▶ _Exercise task_: Write the material out again in full, word for word. Do not include the pictures.

▶ _Data rows_:
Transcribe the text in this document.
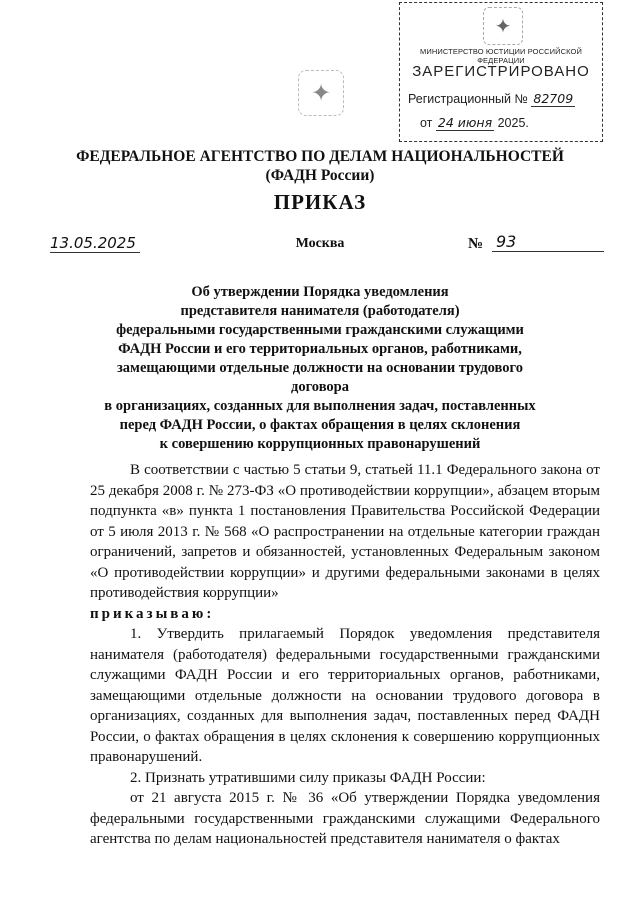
✦
МИНИСТЕРСТВО ЮСТИЦИИ РОССИЙСКОЙ ФЕДЕРАЦИИ
ЗАРЕГИСТРИРОВАНО
Регистрационный № 82709
от 24 июня 2025.
✦
ФЕДЕРАЛЬНОЕ АГЕНТСТВО ПО ДЕЛАМ НАЦИОНАЛЬНОСТЕЙ
(ФАДН России)
ПРИКАЗ
13.05.2025	Москва	№ 93
Об утверждении Порядка уведомления
представителя нанимателя (работодателя)
федеральными государственными гражданскими служащими
ФАДН России и его территориальных органов, работниками,
замещающими отдельные должности на основании трудового договора
в организациях, созданных для выполнения задач, поставленных
перед ФАДН России, о фактах обращения в целях склонения
к совершению коррупционных правонарушений

В соответствии с частью 5 статьи 9, статьей 11.1 Федерального закона от 25 декабря 2008 г. № 273-ФЗ «О противодействии коррупции», абзацем вторым подпункта «в» пункта 1 постановления Правительства Российской Федерации от 5 июля 2013 г. № 568 «О распространении на отдельные категории граждан ограничений, запретов и обязанностей, установленных Федеральным законом «О противодействии коррупции» и другими федеральными законами в целях противодействия коррупции»

приказываю:

1. Утвердить прилагаемый Порядок уведомления представителя нанимателя (работодателя) федеральными государственными гражданскими служащими ФАДН России и его территориальных органов, работниками, замещающими отдельные должности на основании трудового договора в организациях, созданных для выполнения задач, поставленных перед ФАДН России, о фактах обращения в целях склонения к совершению коррупционных правонарушений.

2. Признать утратившими силу приказы ФАДН России:

от 21 августа 2015 г. № 36 «Об утверждении Порядка уведомления федеральными государственными гражданскими служащими Федерального агентства по делам национальностей представителя нанимателя о фактах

▶ _Exercise output_:
Transcribe the text in this document.
✦
МИНИСТЕРСТВО ЮСТИЦИИ РОССИЙСКОЙ ФЕДЕРАЦИИ
ЗАРЕГИСТРИРОВАНО
Регистрационный № 82709
от 24 июня 2025.
✦
ФЕДЕРАЛЬНОЕ АГЕНТСТВО ПО ДЕЛАМ НАЦИОНАЛЬНОСТЕЙ
(ФАДН России)
ПРИКАЗ
13.05.2025	Москва	№ 93
Об утверждении Порядка уведомления
представителя нанимателя (работодателя)
федеральными государственными гражданскими служащими
ФАДН России и его территориальных органов, работниками,
замещающими отдельные должности на основании трудового договора
в организациях, созданных для выполнения задач, поставленных
перед ФАДН России, о фактах обращения в целях склонения
к совершению коррупционных правонарушений

В соответствии с частью 5 статьи 9, статьей 11.1 Федерального закона от 25 декабря 2008 г. № 273-ФЗ «О противодействии коррупции», абзацем вторым подпункта «в» пункта 1 постановления Правительства Российской Федерации от 5 июля 2013 г. № 568 «О распространении на отдельные категории граждан ограничений, запретов и обязанностей, установленных Федеральным законом «О противодействии коррупции» и другими федеральными законами в целях противодействия коррупции»

приказываю:

1. Утвердить прилагаемый Порядок уведомления представителя нанимателя (работодателя) федеральными государственными гражданскими служащими ФАДН России и его территориальных органов, работниками, замещающими отдельные должности на основании трудового договора в организациях, созданных для выполнения задач, поставленных перед ФАДН России, о фактах обращения в целях склонения к совершению коррупционных правонарушений.

2. Признать утратившими силу приказы ФАДН России:

от 21 августа 2015 г. № 36 «Об утверждении Порядка уведомления федеральными государственными гражданскими служащими Федерального агентства по делам национальностей представителя нанимателя о фактах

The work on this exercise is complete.